RNA extraction, reverse transcription and Real-Time PCR quantification
Total RNA was extracted from cells with a cell density of 75% confluent using Trizol® total RNA isolation reagent (Gibco BRL, Life Technologies, Gaitherburg, MD, USA) as per the manufacturer's protocol. Total RNA was isolated from the frozen tissues disrupted using an Ultra Turrax T25 homogenizer and using Trizol. The concentration was quantified using NanoDrop Specthophotometer (NanoDrop Technologies, USA).
cDNA was synthesized from total RNA using gene-specific primers according to the TaqMan MicroRNA Assay protocol (PE Applied Biosystems, Foster City, CA). Reverse transcriptase reactions contained 10 ng of RNA samples, 50 nM stem-loop RT primer, 1 × RT buffer, 0.25 mM each of dNTPs, 3.33 U/μl MultiScribe reverse transcriptase and 0.25 U/μl RNase Inhibitor (all purchased from cDNA Archive kit of Applied Biosystems). The 7.5 μl reactions were incubated in an Applied Biosystems 9800 ThermaCycler in a 96-well plate for 30 min at 16°C, 30 min at 42°C, 5 min at 85°C and then held at 4°C.

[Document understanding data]
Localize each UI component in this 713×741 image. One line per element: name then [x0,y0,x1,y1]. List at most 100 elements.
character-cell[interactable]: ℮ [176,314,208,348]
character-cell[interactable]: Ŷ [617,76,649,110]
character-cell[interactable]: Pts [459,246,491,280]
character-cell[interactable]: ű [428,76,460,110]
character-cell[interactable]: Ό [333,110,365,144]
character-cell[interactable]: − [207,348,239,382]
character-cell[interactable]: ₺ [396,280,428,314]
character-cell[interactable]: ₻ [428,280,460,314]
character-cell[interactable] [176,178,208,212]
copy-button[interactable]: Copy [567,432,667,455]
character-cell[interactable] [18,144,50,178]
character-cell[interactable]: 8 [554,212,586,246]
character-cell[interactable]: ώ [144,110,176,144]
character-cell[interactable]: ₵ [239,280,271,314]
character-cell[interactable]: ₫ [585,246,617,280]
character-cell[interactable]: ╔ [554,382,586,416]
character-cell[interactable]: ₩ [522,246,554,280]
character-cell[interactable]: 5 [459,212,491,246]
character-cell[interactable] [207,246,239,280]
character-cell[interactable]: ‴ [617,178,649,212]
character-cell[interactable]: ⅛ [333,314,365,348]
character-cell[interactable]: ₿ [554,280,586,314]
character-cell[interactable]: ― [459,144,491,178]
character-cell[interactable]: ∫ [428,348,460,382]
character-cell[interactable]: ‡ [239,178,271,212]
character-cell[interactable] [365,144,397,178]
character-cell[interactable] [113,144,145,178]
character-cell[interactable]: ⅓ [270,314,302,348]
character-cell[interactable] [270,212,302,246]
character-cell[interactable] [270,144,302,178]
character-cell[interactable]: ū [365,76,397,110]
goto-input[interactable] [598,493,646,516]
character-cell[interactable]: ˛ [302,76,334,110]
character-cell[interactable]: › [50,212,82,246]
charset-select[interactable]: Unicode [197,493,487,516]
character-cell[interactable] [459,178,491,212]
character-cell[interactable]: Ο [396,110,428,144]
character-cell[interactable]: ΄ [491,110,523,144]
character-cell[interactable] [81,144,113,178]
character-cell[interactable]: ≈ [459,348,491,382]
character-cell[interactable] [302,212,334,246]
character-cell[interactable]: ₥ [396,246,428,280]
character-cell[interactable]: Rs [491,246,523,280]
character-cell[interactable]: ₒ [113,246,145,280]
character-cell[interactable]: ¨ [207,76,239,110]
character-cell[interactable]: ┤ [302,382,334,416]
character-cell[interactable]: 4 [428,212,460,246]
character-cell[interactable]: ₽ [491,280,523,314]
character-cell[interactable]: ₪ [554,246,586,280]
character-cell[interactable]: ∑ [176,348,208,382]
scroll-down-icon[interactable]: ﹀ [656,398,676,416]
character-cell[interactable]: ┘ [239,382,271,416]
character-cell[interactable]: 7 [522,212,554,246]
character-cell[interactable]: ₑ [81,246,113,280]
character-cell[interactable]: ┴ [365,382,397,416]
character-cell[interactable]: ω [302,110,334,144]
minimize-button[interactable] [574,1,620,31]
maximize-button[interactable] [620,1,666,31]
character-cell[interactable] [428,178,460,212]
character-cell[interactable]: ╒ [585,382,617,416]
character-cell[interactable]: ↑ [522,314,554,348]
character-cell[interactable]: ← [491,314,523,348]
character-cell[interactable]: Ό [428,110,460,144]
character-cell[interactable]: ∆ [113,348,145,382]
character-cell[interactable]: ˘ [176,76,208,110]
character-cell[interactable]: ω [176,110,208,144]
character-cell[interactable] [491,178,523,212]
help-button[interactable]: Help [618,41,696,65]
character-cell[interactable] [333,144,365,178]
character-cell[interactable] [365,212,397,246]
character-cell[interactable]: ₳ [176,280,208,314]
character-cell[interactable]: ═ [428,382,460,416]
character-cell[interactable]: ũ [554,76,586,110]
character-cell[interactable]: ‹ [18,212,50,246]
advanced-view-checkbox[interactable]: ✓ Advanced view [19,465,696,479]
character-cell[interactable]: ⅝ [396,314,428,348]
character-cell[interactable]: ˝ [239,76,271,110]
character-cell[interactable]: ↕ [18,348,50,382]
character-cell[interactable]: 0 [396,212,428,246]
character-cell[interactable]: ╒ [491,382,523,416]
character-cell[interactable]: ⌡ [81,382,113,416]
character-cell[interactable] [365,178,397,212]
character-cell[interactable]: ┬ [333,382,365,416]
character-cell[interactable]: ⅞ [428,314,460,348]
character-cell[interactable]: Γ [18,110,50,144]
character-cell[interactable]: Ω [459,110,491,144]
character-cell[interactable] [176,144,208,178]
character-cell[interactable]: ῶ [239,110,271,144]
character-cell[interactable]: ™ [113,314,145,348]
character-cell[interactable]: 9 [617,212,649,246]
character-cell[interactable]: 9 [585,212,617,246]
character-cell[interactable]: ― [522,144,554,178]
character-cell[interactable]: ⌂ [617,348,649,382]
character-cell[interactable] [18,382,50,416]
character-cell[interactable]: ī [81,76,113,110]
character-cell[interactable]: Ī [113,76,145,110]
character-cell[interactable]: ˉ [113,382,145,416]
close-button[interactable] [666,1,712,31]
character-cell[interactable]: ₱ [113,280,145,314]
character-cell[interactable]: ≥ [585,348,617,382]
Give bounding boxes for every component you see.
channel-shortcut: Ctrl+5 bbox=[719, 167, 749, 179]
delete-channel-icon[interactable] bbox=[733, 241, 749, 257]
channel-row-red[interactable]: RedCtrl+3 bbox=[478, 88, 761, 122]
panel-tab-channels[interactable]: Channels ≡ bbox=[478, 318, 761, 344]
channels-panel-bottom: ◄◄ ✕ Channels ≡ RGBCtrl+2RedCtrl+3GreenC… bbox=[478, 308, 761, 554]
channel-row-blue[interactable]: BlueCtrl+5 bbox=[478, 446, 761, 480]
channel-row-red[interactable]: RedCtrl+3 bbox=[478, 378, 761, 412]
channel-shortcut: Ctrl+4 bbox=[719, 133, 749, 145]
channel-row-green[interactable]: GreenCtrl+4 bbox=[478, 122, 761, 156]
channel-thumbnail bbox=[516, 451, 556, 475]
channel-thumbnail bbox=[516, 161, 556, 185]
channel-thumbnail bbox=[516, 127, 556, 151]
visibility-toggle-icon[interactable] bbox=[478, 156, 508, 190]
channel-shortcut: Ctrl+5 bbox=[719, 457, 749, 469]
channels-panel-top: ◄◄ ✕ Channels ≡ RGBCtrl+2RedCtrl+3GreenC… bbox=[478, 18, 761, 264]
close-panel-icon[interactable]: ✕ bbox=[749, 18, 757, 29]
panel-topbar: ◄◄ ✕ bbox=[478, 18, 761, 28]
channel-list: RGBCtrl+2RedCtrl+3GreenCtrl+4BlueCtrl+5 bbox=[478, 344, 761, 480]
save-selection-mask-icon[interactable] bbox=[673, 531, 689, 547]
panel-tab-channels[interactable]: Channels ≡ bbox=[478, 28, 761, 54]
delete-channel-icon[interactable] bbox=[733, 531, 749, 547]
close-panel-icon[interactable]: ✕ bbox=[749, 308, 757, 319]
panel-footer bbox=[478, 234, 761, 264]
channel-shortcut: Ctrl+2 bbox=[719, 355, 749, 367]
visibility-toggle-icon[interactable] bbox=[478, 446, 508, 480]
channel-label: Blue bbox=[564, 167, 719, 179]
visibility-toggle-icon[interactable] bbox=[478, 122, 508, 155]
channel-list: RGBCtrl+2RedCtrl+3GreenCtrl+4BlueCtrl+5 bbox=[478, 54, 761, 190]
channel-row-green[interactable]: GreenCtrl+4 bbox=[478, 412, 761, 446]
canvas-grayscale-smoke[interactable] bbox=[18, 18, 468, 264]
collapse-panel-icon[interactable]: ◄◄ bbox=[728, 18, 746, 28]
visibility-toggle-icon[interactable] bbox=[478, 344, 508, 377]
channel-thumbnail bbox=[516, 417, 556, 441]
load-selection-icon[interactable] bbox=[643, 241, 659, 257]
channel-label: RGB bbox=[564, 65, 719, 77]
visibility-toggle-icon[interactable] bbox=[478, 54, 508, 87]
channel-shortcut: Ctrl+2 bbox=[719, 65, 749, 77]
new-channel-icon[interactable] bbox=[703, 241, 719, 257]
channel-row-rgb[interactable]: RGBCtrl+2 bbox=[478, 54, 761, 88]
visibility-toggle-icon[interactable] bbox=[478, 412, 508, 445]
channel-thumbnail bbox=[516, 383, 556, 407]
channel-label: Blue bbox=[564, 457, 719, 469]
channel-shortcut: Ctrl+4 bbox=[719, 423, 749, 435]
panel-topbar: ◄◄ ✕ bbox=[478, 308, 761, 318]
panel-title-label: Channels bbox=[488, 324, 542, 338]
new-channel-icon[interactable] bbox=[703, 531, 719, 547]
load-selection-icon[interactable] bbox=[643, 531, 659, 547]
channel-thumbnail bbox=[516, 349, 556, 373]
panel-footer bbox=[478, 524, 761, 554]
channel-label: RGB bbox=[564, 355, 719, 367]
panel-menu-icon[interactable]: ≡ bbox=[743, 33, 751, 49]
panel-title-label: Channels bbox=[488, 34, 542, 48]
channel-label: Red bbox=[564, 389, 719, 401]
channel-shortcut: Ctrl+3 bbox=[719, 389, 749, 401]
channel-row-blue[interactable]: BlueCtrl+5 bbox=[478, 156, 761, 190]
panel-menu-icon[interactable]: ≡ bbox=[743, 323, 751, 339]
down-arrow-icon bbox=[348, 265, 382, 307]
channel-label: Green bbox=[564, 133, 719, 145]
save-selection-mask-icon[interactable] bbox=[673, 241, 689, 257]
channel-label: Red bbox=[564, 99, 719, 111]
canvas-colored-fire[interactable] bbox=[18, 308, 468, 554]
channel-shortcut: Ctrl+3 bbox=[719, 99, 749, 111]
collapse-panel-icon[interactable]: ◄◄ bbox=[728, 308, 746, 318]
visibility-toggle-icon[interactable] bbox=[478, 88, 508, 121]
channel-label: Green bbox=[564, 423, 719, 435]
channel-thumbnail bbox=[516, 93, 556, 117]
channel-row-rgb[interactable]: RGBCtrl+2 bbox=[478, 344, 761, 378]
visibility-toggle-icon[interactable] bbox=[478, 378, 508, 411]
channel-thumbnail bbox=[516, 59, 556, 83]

→ QUESTIONS TO ANSWER:
1. Please reproduce the part of the RNA extraction passage that opens with "cDNA was synthesized" and closes with "held at 4°C.", character for character.
2. In the RNA extraction passage, what device was used to disrupt the frozen tissues?

→ SOLUTIONS:
1.
cDNA was synthesized from total RNA using gene-specific primers according to the TaqMan MicroRNA Assay protocol (PE Applied Biosystems, Foster City, CA). Reverse transcriptase reactions contained 10 ng of RNA samples, 50 nM stem-loop RT primer, 1 × RT buffer, 0.25 mM each of dNTPs, 3.33 U/μl MultiScribe reverse transcriptase and 0.25 U/μl RNase Inhibitor (all purchased from cDNA Archive kit of Applied Biosystems). The 7.5 μl reactions were incubated in an Applied Biosystems 9800 ThermaCycler in a 96-well plate for 30 min at 16°C, 30 min at 42°C, 5 min at 85°C and then held at 4°C.

2. An Ultra Turrax T25 homogenizer.